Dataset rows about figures
══════

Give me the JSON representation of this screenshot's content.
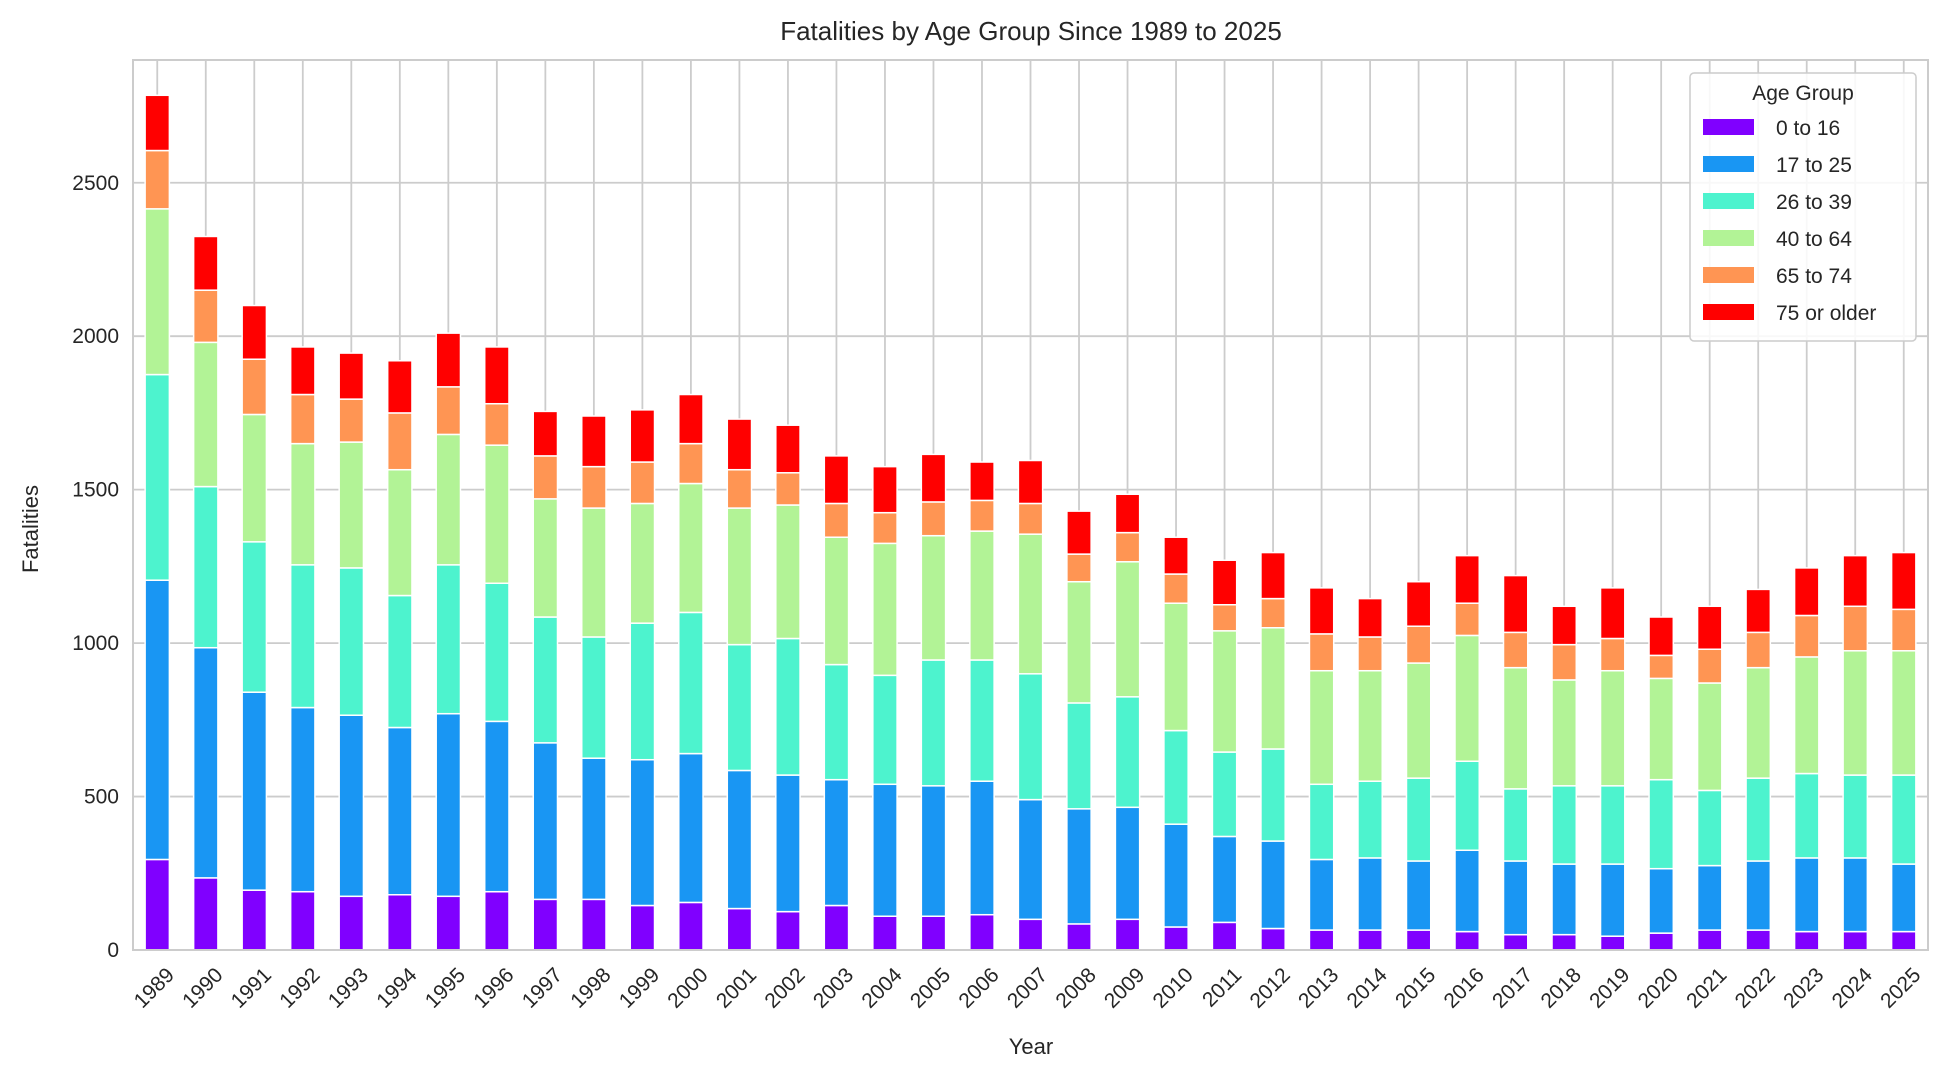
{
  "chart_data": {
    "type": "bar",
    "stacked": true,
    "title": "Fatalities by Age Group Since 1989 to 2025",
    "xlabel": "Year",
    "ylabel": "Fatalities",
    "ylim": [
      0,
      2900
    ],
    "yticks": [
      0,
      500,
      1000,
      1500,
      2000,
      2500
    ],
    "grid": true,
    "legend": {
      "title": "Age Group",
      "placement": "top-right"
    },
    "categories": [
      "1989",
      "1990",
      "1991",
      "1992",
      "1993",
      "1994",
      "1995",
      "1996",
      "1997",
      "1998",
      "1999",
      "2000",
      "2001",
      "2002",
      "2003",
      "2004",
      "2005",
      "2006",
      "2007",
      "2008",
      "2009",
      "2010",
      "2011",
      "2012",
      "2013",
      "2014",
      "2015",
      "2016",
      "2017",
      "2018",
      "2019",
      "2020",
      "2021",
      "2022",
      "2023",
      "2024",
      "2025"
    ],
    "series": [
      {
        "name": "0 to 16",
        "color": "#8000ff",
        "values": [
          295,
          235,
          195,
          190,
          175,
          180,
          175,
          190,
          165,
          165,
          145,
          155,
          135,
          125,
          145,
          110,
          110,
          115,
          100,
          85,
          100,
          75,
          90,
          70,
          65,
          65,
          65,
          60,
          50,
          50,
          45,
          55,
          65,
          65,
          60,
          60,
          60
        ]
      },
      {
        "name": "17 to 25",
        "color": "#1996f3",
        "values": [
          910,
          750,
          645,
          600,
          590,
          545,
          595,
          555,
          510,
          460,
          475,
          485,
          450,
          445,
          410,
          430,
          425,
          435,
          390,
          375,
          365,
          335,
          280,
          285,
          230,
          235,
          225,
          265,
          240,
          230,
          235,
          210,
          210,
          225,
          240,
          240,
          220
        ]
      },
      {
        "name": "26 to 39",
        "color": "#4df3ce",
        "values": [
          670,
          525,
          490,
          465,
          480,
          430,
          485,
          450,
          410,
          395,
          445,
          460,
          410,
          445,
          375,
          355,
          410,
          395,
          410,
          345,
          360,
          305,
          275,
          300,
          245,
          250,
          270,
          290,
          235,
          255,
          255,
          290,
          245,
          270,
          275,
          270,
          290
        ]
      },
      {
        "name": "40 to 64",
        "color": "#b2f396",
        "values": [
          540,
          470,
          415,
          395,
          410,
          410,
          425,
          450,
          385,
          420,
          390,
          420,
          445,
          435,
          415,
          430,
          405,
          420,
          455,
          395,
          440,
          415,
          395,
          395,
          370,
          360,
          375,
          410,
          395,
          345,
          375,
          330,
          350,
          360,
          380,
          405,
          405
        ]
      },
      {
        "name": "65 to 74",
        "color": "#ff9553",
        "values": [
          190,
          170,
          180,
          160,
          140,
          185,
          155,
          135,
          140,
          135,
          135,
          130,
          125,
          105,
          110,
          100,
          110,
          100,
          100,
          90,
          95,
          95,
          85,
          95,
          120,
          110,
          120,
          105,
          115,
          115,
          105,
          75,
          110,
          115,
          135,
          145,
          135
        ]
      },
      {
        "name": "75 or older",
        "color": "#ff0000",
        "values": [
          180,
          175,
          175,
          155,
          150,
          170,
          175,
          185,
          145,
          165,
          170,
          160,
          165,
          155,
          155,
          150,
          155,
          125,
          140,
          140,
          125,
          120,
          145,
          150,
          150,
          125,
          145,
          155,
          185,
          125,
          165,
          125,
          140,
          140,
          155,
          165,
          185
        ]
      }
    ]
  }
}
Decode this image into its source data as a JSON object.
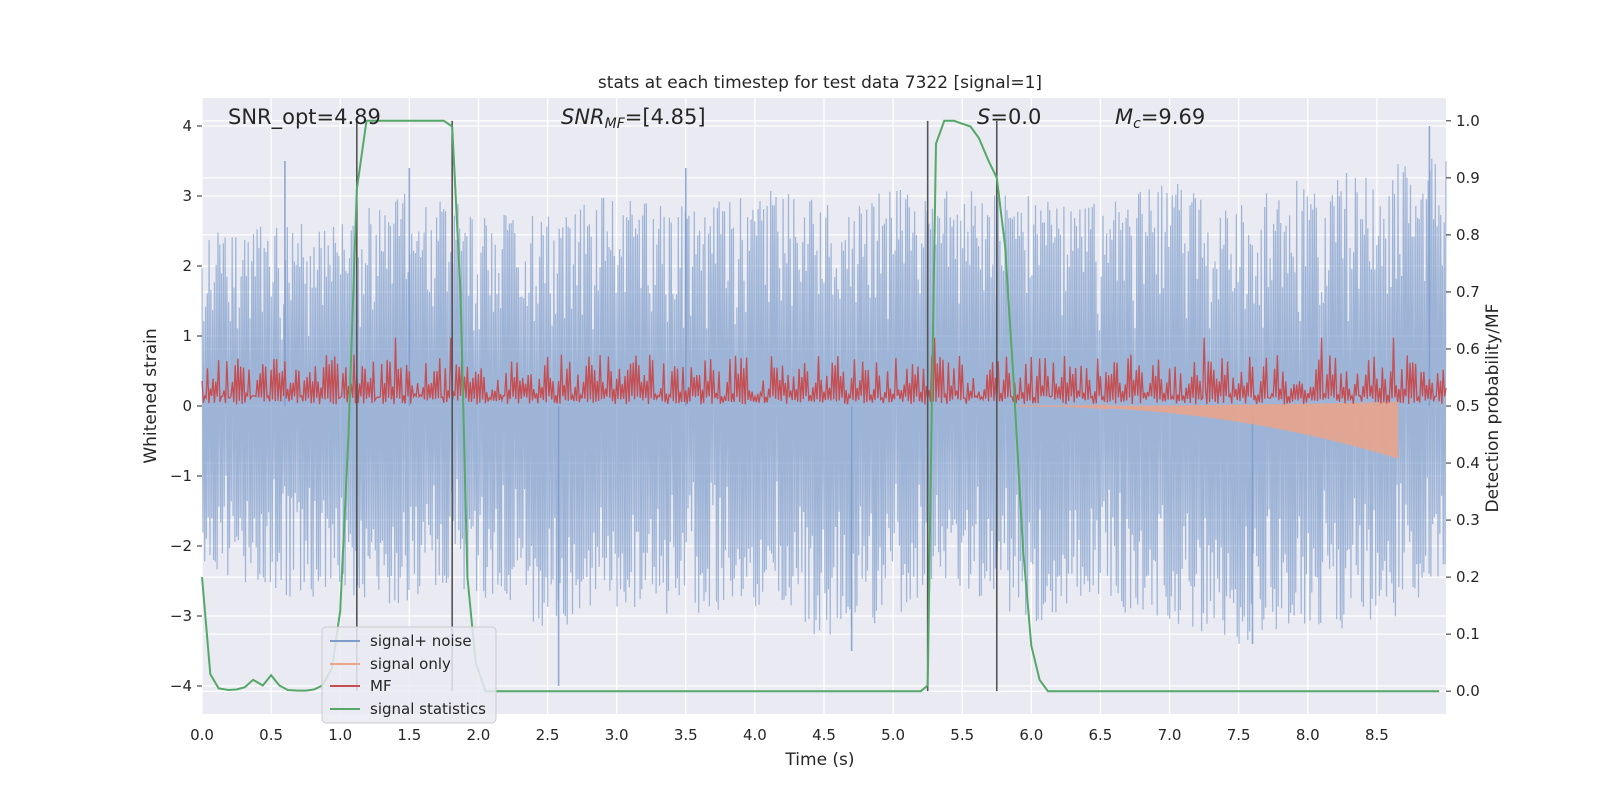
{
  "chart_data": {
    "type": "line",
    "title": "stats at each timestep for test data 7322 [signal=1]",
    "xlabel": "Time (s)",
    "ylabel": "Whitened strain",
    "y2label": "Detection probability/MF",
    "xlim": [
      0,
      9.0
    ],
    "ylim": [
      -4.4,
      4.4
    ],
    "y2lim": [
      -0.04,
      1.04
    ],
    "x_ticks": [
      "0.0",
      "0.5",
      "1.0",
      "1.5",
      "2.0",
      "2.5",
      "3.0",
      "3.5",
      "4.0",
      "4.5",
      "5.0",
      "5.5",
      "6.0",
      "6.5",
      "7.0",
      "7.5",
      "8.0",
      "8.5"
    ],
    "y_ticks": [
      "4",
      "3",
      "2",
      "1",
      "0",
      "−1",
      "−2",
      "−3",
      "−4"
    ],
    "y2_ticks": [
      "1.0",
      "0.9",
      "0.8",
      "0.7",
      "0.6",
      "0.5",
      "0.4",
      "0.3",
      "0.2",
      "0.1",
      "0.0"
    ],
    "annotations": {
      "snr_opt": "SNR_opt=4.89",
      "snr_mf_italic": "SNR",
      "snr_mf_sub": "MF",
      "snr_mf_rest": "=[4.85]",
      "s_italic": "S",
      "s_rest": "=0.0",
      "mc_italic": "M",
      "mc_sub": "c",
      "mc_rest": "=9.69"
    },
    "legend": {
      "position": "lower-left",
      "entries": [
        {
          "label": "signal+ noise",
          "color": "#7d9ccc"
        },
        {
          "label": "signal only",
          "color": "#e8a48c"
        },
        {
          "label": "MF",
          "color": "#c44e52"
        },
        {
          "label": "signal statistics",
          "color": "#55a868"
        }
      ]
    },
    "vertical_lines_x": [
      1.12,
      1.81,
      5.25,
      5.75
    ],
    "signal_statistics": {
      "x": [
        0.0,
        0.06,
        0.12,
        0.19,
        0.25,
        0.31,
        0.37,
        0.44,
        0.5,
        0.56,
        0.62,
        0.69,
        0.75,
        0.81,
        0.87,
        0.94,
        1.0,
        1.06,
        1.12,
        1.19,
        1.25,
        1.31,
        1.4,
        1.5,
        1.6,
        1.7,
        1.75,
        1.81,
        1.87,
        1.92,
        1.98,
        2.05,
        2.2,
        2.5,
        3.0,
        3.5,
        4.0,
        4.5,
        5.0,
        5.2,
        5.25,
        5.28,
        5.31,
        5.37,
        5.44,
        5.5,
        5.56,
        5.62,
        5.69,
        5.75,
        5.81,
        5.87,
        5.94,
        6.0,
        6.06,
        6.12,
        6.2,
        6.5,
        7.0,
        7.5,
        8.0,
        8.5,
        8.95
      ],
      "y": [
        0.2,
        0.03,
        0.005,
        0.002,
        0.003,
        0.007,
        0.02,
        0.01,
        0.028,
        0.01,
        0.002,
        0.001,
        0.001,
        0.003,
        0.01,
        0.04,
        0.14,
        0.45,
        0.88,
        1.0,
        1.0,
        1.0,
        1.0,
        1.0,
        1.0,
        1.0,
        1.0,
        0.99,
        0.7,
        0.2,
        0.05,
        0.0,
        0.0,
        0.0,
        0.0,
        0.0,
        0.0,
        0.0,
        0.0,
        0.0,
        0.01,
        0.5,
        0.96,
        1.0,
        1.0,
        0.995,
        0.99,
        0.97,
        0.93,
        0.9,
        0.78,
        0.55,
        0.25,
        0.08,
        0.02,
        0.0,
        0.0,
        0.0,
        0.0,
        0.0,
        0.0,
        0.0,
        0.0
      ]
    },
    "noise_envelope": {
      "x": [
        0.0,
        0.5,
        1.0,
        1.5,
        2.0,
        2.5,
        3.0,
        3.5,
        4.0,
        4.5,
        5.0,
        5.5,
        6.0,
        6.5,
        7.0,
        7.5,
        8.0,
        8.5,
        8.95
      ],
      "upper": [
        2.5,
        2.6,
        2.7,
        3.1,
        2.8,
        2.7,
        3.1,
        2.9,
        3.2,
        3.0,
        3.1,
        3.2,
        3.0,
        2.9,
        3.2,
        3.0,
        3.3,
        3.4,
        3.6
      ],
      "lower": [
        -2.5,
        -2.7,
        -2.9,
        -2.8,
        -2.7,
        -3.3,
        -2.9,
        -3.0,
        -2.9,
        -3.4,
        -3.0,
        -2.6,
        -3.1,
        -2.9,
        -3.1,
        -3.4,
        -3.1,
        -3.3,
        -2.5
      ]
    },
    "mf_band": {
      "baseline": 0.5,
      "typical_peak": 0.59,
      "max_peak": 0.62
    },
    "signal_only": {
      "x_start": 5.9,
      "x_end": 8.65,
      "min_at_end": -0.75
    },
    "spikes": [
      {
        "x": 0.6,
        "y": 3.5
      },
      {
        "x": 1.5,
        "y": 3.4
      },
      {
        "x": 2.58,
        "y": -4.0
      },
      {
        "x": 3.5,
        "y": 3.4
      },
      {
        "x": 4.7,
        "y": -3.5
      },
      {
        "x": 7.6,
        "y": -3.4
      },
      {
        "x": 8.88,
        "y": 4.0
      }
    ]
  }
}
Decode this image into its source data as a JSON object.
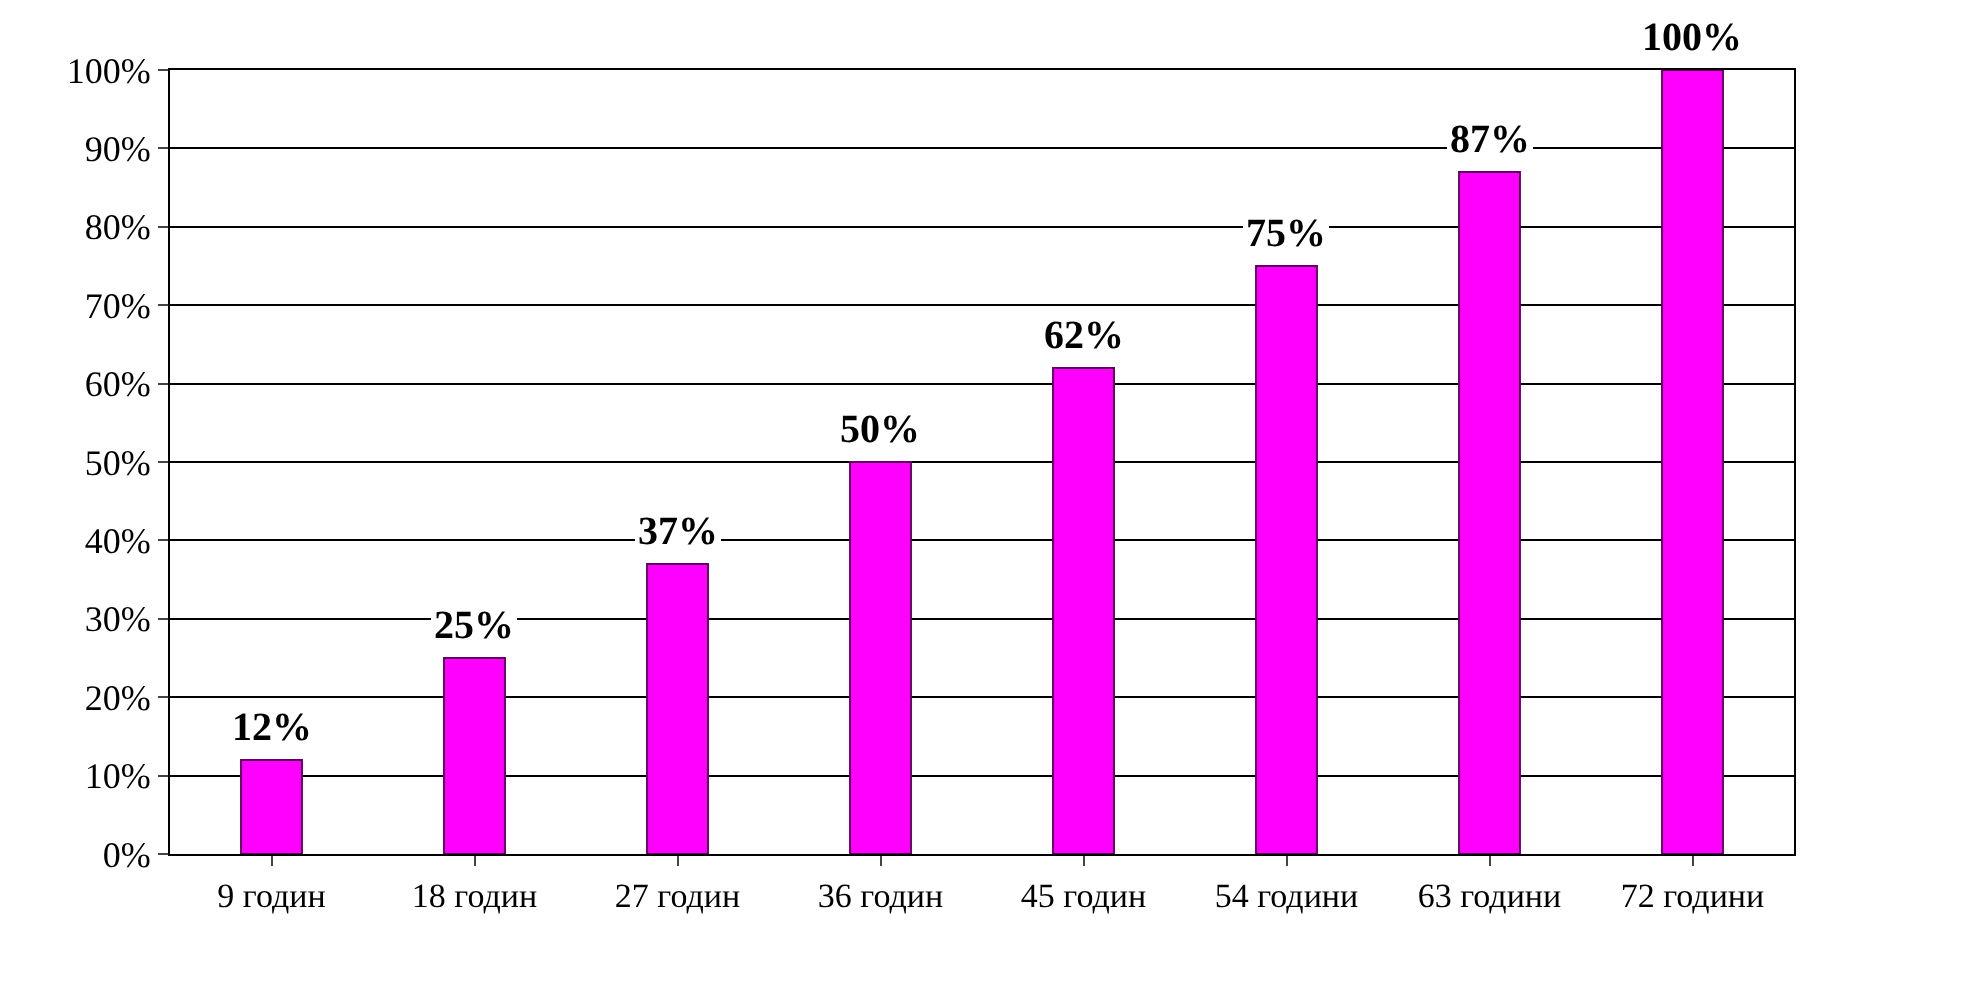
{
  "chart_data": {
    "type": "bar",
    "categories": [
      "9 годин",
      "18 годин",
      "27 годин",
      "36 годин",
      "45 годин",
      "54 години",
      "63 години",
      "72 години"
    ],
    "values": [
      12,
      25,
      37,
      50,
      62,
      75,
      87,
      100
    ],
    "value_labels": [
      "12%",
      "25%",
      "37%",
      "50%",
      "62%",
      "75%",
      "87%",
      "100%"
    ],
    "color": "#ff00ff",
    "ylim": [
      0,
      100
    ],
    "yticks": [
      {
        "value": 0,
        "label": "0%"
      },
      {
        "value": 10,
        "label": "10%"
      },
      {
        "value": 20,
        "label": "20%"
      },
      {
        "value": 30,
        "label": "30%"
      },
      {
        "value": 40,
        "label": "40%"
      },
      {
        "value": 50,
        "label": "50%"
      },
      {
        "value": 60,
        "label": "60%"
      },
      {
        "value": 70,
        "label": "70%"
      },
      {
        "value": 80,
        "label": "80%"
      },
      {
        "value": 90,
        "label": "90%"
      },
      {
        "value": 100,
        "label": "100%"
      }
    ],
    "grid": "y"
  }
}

══════

Requirement:
For each line of the entries that includes "ylabel", show that line.

Task output:
    "ylabel": "Fatalities",
    "ylabel": "Whitened strain",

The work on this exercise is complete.